**Material for this exercise**
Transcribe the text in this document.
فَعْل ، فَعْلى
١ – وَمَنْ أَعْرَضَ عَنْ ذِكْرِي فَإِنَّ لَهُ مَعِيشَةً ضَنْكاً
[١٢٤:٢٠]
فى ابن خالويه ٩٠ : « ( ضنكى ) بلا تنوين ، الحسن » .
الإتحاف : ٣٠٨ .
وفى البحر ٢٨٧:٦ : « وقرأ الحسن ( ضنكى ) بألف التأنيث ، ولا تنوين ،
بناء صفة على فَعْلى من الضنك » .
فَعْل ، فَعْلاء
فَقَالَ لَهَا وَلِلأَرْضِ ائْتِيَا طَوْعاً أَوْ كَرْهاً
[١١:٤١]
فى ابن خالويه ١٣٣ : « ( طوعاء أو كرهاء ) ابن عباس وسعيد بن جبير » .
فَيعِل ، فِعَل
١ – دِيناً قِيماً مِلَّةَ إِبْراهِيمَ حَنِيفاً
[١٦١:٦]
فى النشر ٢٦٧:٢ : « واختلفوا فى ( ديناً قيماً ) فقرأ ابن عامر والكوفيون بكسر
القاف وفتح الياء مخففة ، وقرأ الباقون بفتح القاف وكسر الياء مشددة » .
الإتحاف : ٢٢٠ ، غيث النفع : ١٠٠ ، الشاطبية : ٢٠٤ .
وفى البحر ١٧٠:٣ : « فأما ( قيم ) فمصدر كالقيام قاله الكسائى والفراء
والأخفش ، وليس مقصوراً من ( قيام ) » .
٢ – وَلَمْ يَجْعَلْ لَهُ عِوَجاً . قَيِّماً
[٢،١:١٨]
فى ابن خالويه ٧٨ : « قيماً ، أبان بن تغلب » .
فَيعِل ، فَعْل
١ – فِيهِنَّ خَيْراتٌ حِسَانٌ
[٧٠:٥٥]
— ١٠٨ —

**Exercise instructions**
Using the data above, print every record exactly as shown.

**Result of the exercise**
Transcribe the text in this document.
فَعْل ، فَعْلى
١ – وَمَنْ أَعْرَضَ عَنْ ذِكْرِي فَإِنَّ لَهُ مَعِيشَةً ضَنْكاً
[١٢٤:٢٠]
فى ابن خالويه ٩٠ : « ( ضنكى ) بلا تنوين ، الحسن » .
الإتحاف : ٣٠٨ .
وفى البحر ٢٨٧:٦ : « وقرأ الحسن ( ضنكى ) بألف التأنيث ، ولا تنوين ،
بناء صفة على فَعْلى من الضنك » .
فَعْل ، فَعْلاء
فَقَالَ لَهَا وَلِلأَرْضِ ائْتِيَا طَوْعاً أَوْ كَرْهاً
[١١:٤١]
فى ابن خالويه ١٣٣ : « ( طوعاء أو كرهاء ) ابن عباس وسعيد بن جبير » .
فَيعِل ، فِعَل
١ – دِيناً قِيماً مِلَّةَ إِبْراهِيمَ حَنِيفاً
[١٦١:٦]
فى النشر ٢٦٧:٢ : « واختلفوا فى ( ديناً قيماً ) فقرأ ابن عامر والكوفيون بكسر
القاف وفتح الياء مخففة ، وقرأ الباقون بفتح القاف وكسر الياء مشددة » .
الإتحاف : ٢٢٠ ، غيث النفع : ١٠٠ ، الشاطبية : ٢٠٤ .
وفى البحر ١٧٠:٣ : « فأما ( قيم ) فمصدر كالقيام قاله الكسائى والفراء
والأخفش ، وليس مقصوراً من ( قيام ) » .
٢ – وَلَمْ يَجْعَلْ لَهُ عِوَجاً . قَيِّماً
[٢،١:١٨]
فى ابن خالويه ٧٨ : « قيماً ، أبان بن تغلب » .
فَيعِل ، فَعْل
١ – فِيهِنَّ خَيْراتٌ حِسَانٌ
[٧٠:٥٥]
— ١٠٨ —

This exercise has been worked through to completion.